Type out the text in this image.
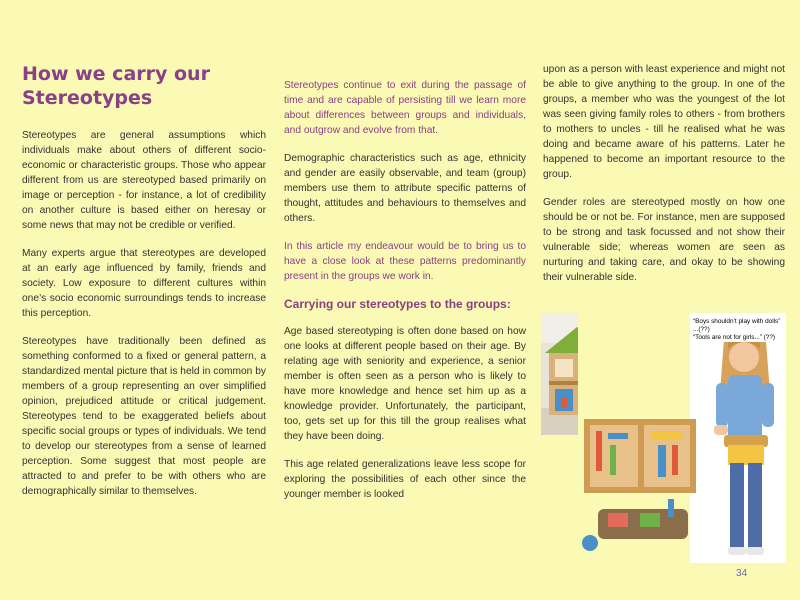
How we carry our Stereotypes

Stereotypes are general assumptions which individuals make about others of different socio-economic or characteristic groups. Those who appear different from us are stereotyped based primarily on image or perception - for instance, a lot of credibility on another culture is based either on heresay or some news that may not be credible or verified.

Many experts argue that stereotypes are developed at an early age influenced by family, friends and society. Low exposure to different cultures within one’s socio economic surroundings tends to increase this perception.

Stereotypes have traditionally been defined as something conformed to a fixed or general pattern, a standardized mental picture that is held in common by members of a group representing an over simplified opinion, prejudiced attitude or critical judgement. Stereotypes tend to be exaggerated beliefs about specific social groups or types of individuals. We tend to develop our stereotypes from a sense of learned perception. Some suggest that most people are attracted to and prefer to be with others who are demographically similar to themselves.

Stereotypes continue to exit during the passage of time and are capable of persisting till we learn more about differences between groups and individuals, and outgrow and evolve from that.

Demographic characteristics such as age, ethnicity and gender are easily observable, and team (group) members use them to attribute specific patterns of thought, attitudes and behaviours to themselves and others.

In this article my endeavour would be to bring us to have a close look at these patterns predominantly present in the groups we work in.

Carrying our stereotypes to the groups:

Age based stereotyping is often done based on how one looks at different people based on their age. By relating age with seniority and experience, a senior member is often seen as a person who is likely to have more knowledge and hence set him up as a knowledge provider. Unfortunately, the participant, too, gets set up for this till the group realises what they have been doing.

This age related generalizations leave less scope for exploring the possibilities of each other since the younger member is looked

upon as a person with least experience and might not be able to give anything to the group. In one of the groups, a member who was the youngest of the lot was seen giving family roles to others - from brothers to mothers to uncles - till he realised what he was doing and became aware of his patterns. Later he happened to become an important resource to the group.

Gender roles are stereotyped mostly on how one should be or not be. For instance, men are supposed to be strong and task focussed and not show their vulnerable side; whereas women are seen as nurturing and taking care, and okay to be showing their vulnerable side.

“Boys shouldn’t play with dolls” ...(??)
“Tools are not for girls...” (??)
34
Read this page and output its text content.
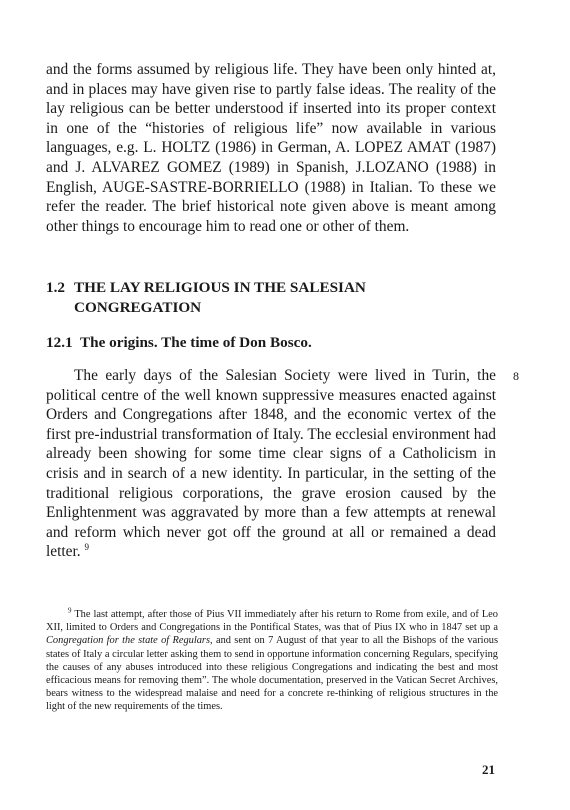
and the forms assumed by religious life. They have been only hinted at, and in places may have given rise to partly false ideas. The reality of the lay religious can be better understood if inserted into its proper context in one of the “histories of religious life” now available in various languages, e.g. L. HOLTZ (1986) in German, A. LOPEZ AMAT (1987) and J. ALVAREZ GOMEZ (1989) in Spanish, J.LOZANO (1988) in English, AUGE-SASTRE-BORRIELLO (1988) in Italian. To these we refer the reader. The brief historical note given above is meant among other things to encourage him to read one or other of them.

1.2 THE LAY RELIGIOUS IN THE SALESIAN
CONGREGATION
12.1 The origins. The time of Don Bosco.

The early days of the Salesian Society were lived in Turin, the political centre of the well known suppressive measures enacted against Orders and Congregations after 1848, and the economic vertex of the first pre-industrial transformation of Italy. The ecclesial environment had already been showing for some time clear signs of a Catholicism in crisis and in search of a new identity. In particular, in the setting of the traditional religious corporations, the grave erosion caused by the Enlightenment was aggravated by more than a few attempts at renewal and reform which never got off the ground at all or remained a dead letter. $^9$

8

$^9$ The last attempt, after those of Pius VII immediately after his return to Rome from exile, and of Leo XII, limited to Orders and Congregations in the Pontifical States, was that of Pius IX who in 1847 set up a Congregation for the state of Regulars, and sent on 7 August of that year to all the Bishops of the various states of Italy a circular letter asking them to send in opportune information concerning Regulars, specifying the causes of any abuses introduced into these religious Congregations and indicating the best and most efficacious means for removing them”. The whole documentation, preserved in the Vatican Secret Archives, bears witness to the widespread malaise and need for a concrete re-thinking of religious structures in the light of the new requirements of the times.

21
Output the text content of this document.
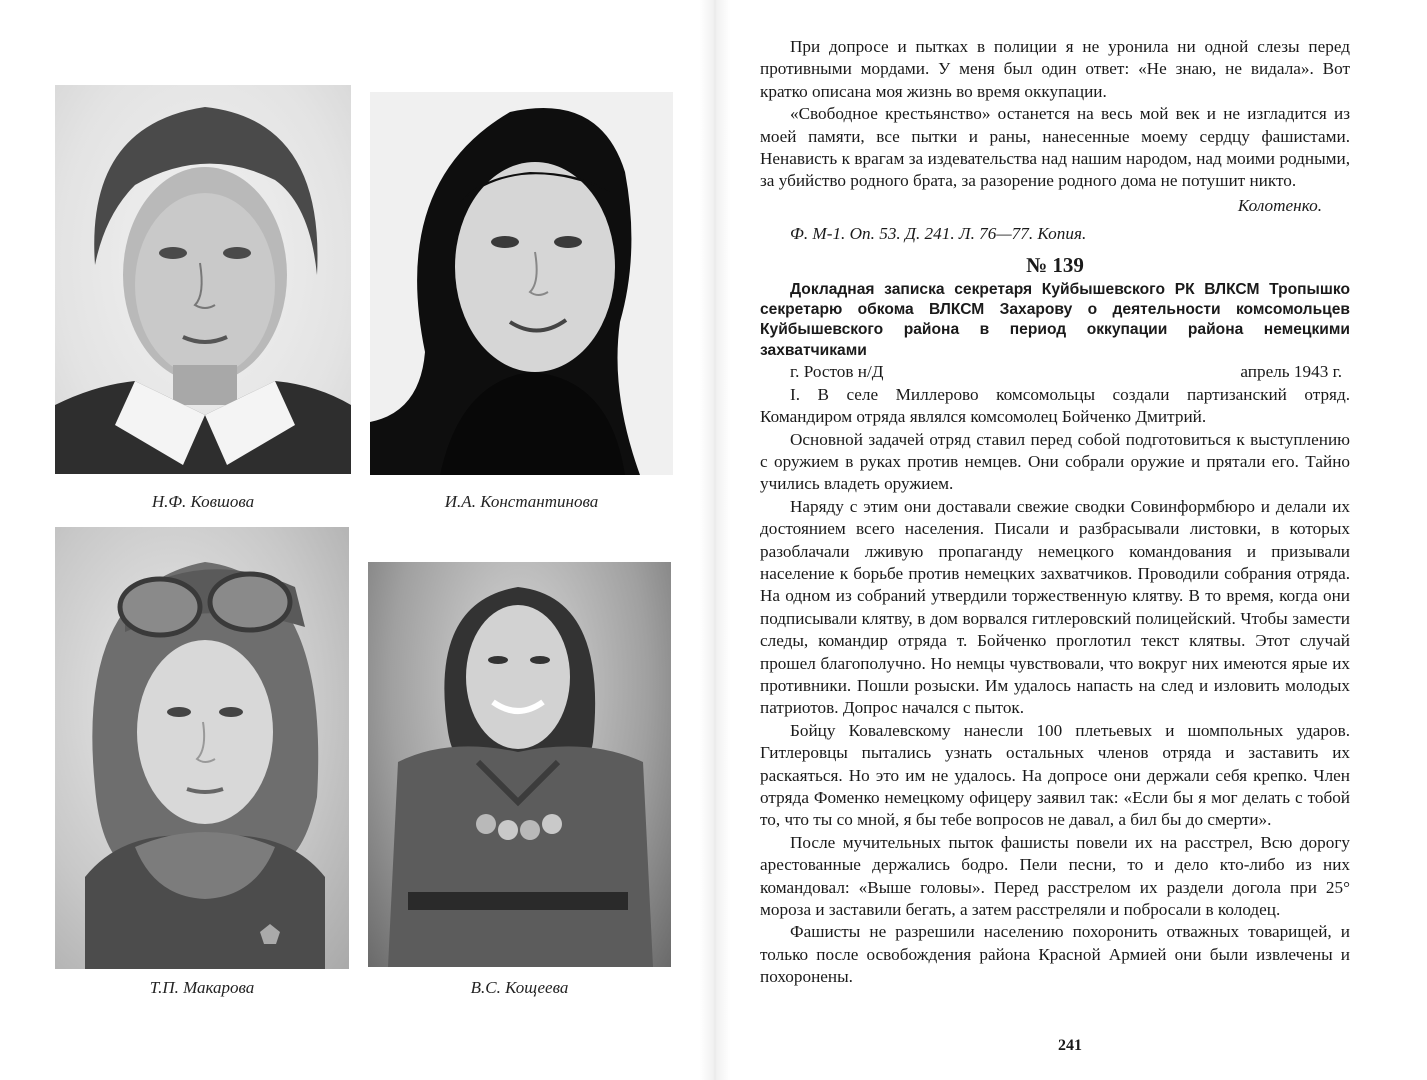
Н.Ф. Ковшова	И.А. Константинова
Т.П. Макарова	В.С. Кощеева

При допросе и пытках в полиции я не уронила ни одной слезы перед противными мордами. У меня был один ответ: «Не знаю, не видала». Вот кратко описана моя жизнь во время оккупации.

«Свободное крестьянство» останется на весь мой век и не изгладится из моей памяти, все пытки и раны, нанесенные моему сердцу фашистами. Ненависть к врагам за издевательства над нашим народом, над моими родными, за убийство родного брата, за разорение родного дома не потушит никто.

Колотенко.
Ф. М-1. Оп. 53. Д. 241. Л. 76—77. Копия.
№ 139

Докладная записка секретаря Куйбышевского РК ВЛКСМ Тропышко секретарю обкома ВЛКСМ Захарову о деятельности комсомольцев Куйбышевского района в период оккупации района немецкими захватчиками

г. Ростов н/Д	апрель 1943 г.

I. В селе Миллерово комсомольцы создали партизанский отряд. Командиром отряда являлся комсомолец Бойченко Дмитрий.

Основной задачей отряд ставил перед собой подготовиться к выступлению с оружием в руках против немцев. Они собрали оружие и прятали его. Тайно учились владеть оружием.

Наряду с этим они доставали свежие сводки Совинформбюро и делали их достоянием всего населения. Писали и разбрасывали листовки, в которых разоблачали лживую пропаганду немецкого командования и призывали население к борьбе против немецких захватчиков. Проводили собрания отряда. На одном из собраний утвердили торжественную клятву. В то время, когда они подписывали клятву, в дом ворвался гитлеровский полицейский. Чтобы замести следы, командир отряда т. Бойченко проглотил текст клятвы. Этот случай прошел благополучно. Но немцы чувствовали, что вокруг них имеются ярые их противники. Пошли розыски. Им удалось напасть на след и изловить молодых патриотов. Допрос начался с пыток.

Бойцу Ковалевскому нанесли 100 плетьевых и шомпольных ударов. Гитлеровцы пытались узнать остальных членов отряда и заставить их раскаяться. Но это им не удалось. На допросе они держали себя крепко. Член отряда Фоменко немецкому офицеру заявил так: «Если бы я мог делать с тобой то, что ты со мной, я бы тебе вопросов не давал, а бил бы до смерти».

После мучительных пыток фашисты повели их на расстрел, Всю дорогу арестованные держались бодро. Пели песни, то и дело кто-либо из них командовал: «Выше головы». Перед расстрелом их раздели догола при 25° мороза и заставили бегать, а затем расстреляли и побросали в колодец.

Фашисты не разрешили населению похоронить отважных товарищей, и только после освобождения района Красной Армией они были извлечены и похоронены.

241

▶ **WHAT IS EXPECTED**:
Each line that has the word "content" counts once. How many such lines are in the data? Give the number alone.

▶ **FINISHED EXERCISE**:
2